Task prompt – In your copy, include every line of the listing below exactly but none of the pictures.

Data to use –
* start *
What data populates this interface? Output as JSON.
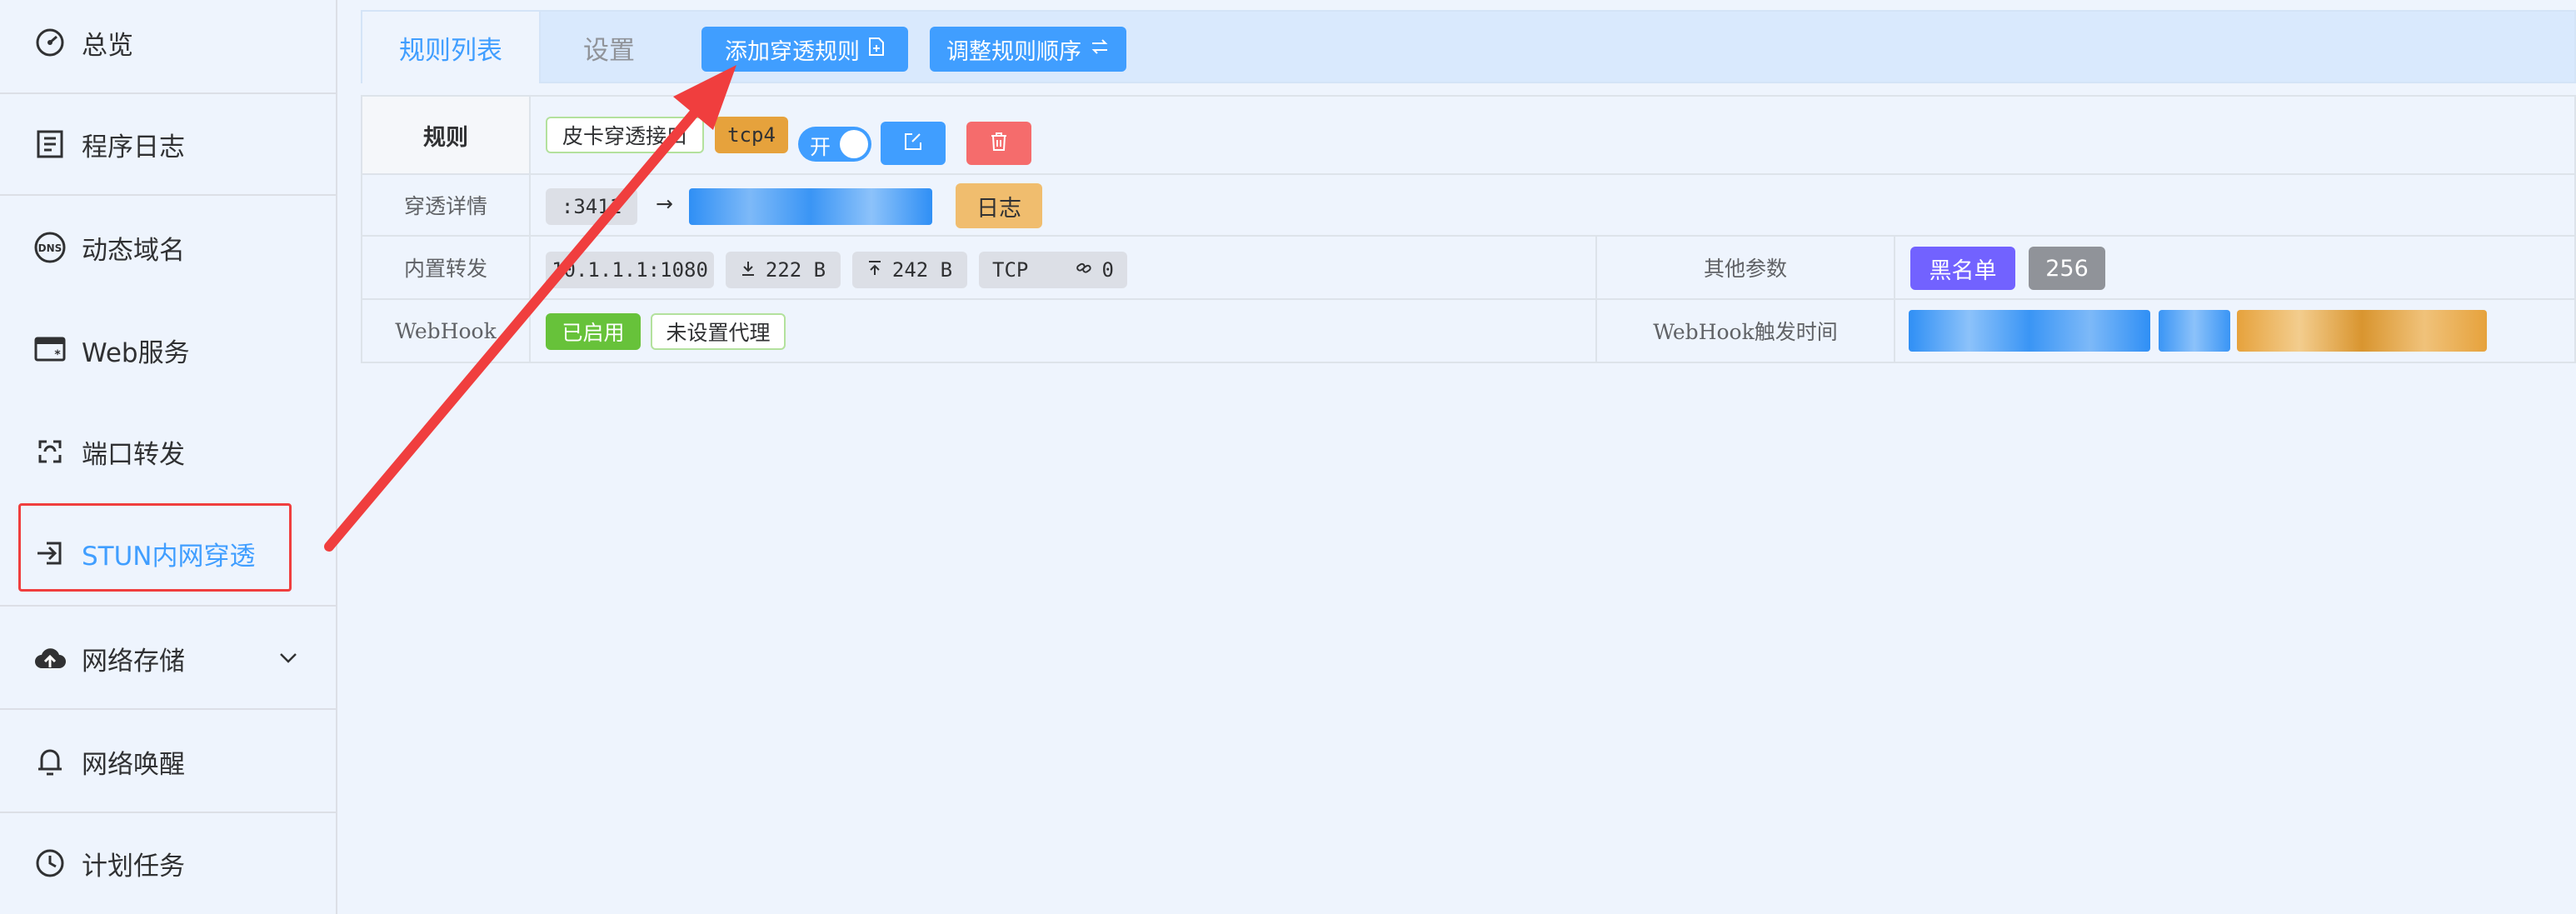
{
  "sidebar": {
    "items": [
      {
        "label": "总览",
        "icon": "dashboard-gauge-icon"
      },
      {
        "label": "程序日志",
        "icon": "log-document-icon"
      },
      {
        "label": "动态域名",
        "icon": "dns-icon"
      },
      {
        "label": "Web服务",
        "icon": "web-service-icon"
      },
      {
        "label": "端口转发",
        "icon": "port-forward-icon"
      },
      {
        "label": "STUN内网穿透",
        "icon": "stun-penetration-icon"
      },
      {
        "label": "网络存储",
        "icon": "cloud-upload-icon"
      },
      {
        "label": "网络唤醒",
        "icon": "bell-icon"
      },
      {
        "label": "计划任务",
        "icon": "clock-icon"
      }
    ],
    "active_index": 5
  },
  "tabs": [
    {
      "label": "规则列表"
    },
    {
      "label": "设置"
    }
  ],
  "toolbar": {
    "add_rule_label": "添加穿透规则",
    "reorder_label": "调整规则顺序"
  },
  "rule": {
    "label_rule": "规则",
    "name": "皮卡穿透接口",
    "protocol": "tcp4",
    "switch_label": "开",
    "label_detail": "穿透详情",
    "port": ":3411",
    "arrow": "→",
    "log_button": "日志",
    "label_forward": "内置转发",
    "forward_addr": "10.1.1.1:1080",
    "download": "222 B",
    "upload": "242 B",
    "forward_proto": "TCP",
    "connections": "0",
    "label_other": "其他参数",
    "blacklist": "黑名单",
    "count": "256",
    "label_webhook": "WebHook",
    "webhook_enabled": "已启用",
    "proxy_status": "未设置代理",
    "label_webhook_time": "WebHook触发时间"
  },
  "colors": {
    "accent": "#409eff",
    "danger": "#f56c6c",
    "warning": "#e6a23c",
    "success": "#67c23a",
    "purple": "#7262ff",
    "annotation_red": "#f03e3e"
  }
}
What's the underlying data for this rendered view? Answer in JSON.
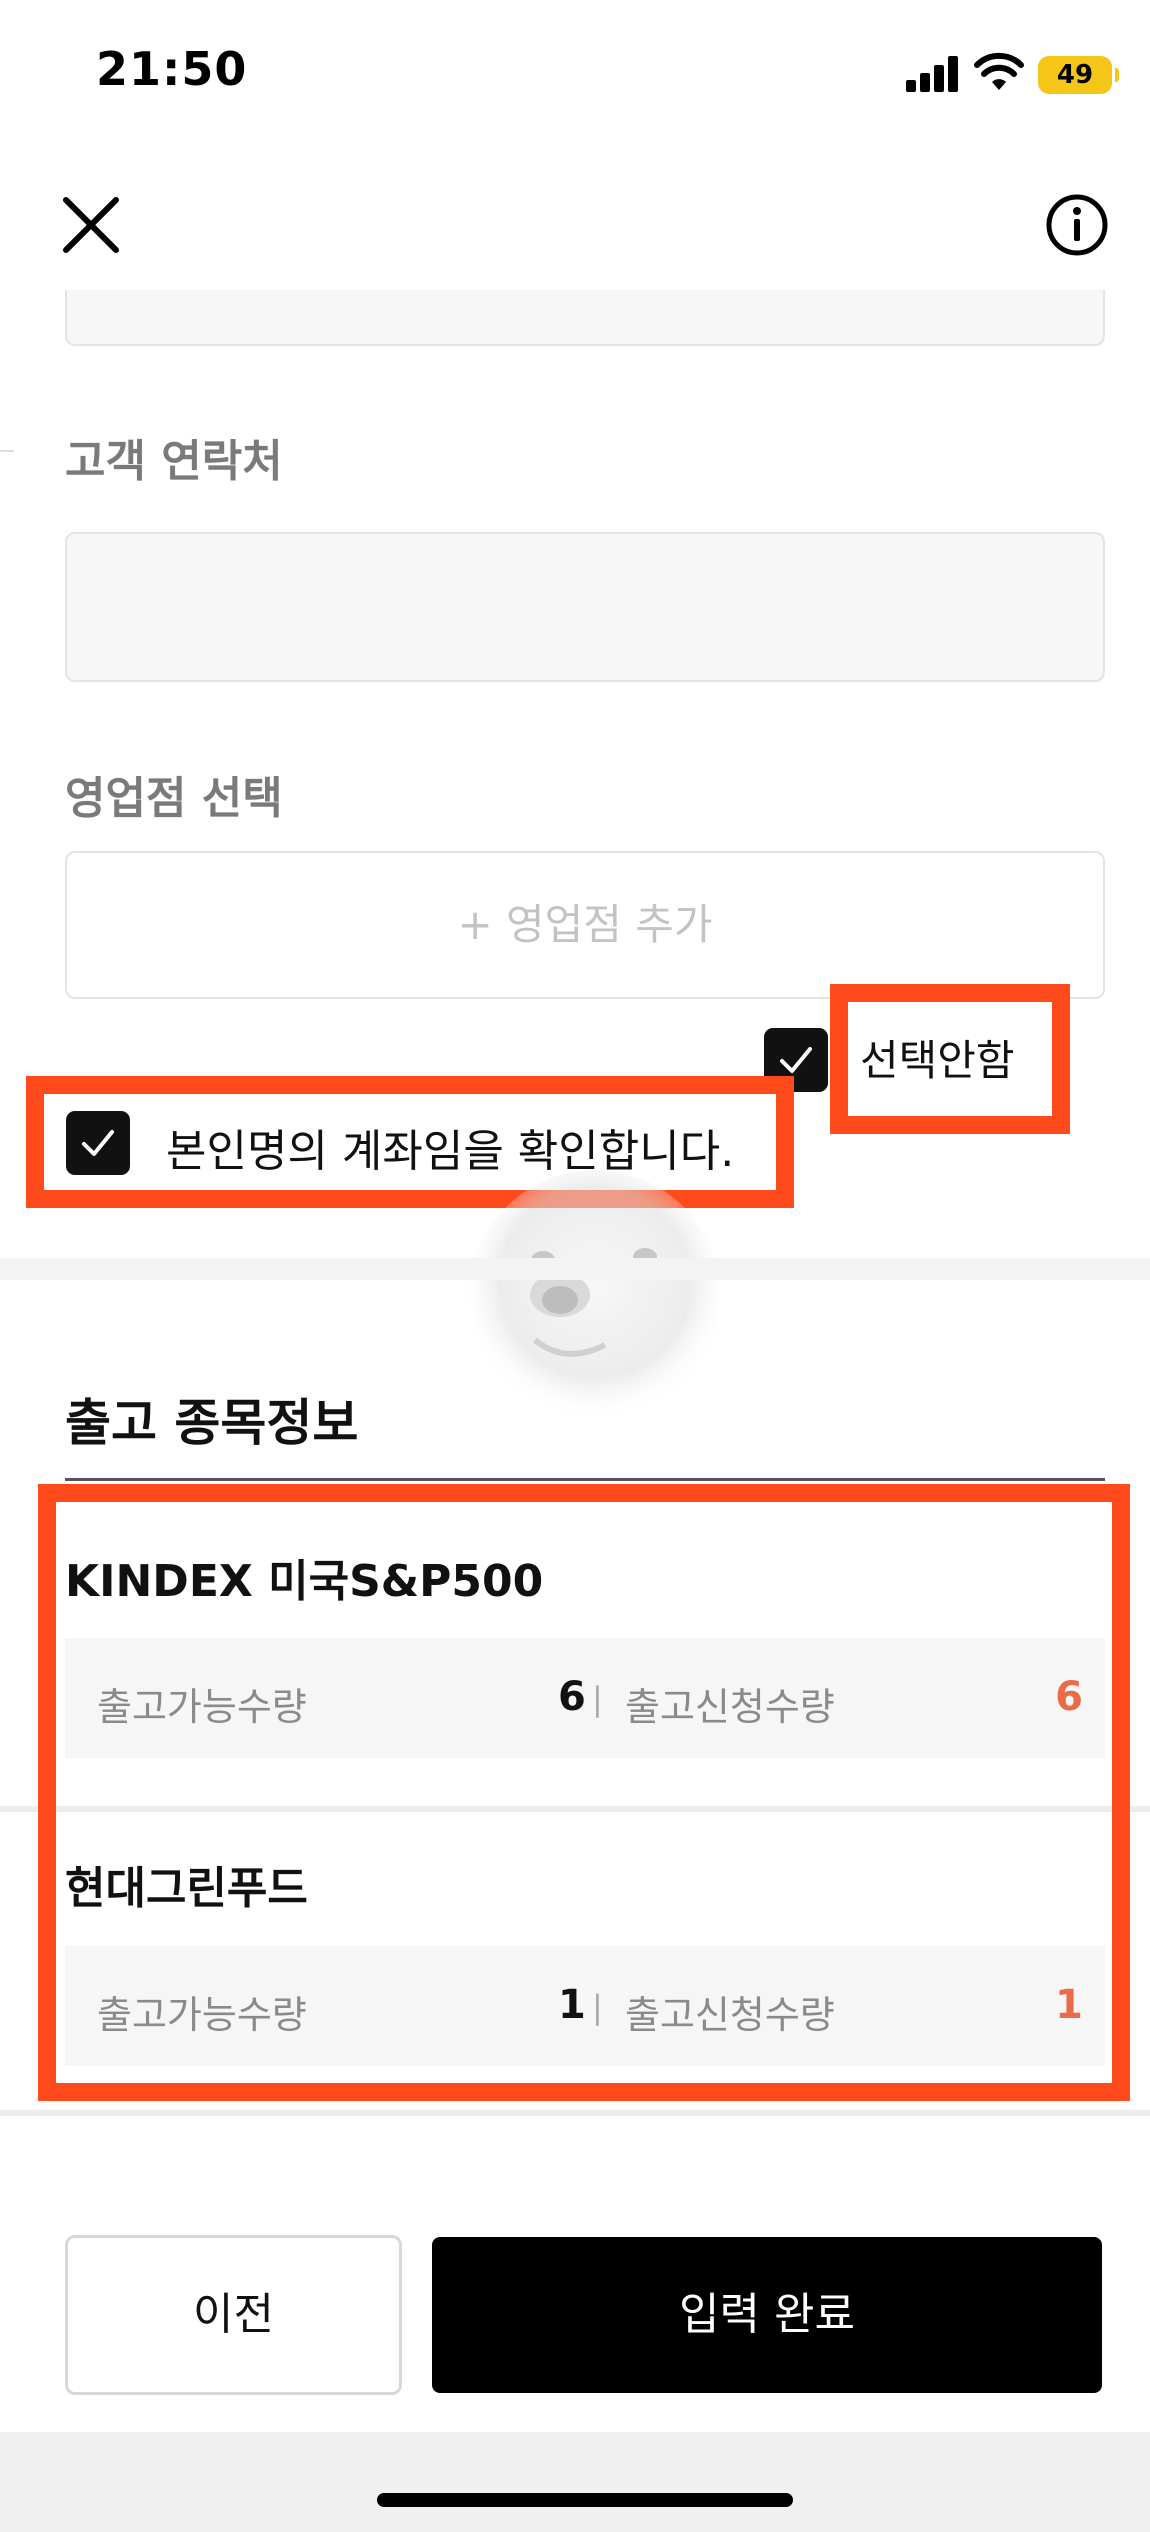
{
  "status_bar": {
    "time": "21:50",
    "battery": "49"
  },
  "header": {
    "close_icon": "close-icon",
    "info_icon": "info-icon"
  },
  "form": {
    "contact_label": "고객 연락처",
    "contact_value": "",
    "branch_label": "영업점 선택",
    "branch_add": "+ 영업점 추가",
    "branch_none_label": "선택안함",
    "branch_none_checked": true,
    "confirm_label": "본인명의 계좌임을 확인합니다.",
    "confirm_checked": true
  },
  "section": {
    "title": "출고 종목정보",
    "stocks": [
      {
        "name": "KINDEX 미국S&P500",
        "available_label": "출고가능수량",
        "available_qty": "6",
        "request_label": "출고신청수량",
        "request_qty": "6"
      },
      {
        "name": "현대그린푸드",
        "available_label": "출고가능수량",
        "available_qty": "1",
        "request_label": "출고신청수량",
        "request_qty": "1"
      }
    ]
  },
  "footer": {
    "prev_label": "이전",
    "done_label": "입력 완료"
  },
  "colors": {
    "accent_red": "#ff4a1c",
    "qty_red": "#ea6a4a",
    "primary": "#000000",
    "battery": "#f5c518"
  }
}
* end *
Answer for the task –
What data populates this interface? Output as JSON.
{
  "sidebar": {
    "items": [
      {
        "label": "总览",
        "icon": "dashboard-gauge-icon"
      },
      {
        "label": "程序日志",
        "icon": "log-document-icon"
      },
      {
        "label": "动态域名",
        "icon": "dns-icon"
      },
      {
        "label": "Web服务",
        "icon": "web-service-icon"
      },
      {
        "label": "端口转发",
        "icon": "port-forward-icon"
      },
      {
        "label": "STUN内网穿透",
        "icon": "stun-penetration-icon"
      },
      {
        "label": "网络存储",
        "icon": "cloud-upload-icon"
      },
      {
        "label": "网络唤醒",
        "icon": "bell-icon"
      },
      {
        "label": "计划任务",
        "icon": "clock-icon"
      }
    ],
    "active_index": 5
  },
  "tabs": [
    {
      "label": "规则列表"
    },
    {
      "label": "设置"
    }
  ],
  "toolbar": {
    "add_rule_label": "添加穿透规则",
    "reorder_label": "调整规则顺序"
  },
  "rule": {
    "label_rule": "规则",
    "name": "皮卡穿透接口",
    "protocol": "tcp4",
    "switch_label": "开",
    "label_detail": "穿透详情",
    "port": ":3411",
    "arrow": "→",
    "log_button": "日志",
    "label_forward": "内置转发",
    "forward_addr": "10.1.1.1:1080",
    "download": "222 B",
    "upload": "242 B",
    "forward_proto": "TCP",
    "connections": "0",
    "label_other": "其他参数",
    "blacklist": "黑名单",
    "count": "256",
    "label_webhook": "WebHook",
    "webhook_enabled": "已启用",
    "proxy_status": "未设置代理",
    "label_webhook_time": "WebHook触发时间"
  },
  "colors": {
    "accent": "#409eff",
    "danger": "#f56c6c",
    "warning": "#e6a23c",
    "success": "#67c23a",
    "purple": "#7262ff",
    "annotation_red": "#f03e3e"
  }
}
What's the underlying data for this rendered view? Answer in JSON.
{
  "status_bar": {
    "time": "21:50",
    "battery": "49"
  },
  "header": {
    "close_icon": "close-icon",
    "info_icon": "info-icon"
  },
  "form": {
    "contact_label": "고객 연락처",
    "contact_value": "",
    "branch_label": "영업점 선택",
    "branch_add": "+ 영업점 추가",
    "branch_none_label": "선택안함",
    "branch_none_checked": true,
    "confirm_label": "본인명의 계좌임을 확인합니다.",
    "confirm_checked": true
  },
  "section": {
    "title": "출고 종목정보",
    "stocks": [
      {
        "name": "KINDEX 미국S&P500",
        "available_label": "출고가능수량",
        "available_qty": "6",
        "request_label": "출고신청수량",
        "request_qty": "6"
      },
      {
        "name": "현대그린푸드",
        "available_label": "출고가능수량",
        "available_qty": "1",
        "request_label": "출고신청수량",
        "request_qty": "1"
      }
    ]
  },
  "footer": {
    "prev_label": "이전",
    "done_label": "입력 완료"
  },
  "colors": {
    "accent_red": "#ff4a1c",
    "qty_red": "#ea6a4a",
    "primary": "#000000",
    "battery": "#f5c518"
  }
}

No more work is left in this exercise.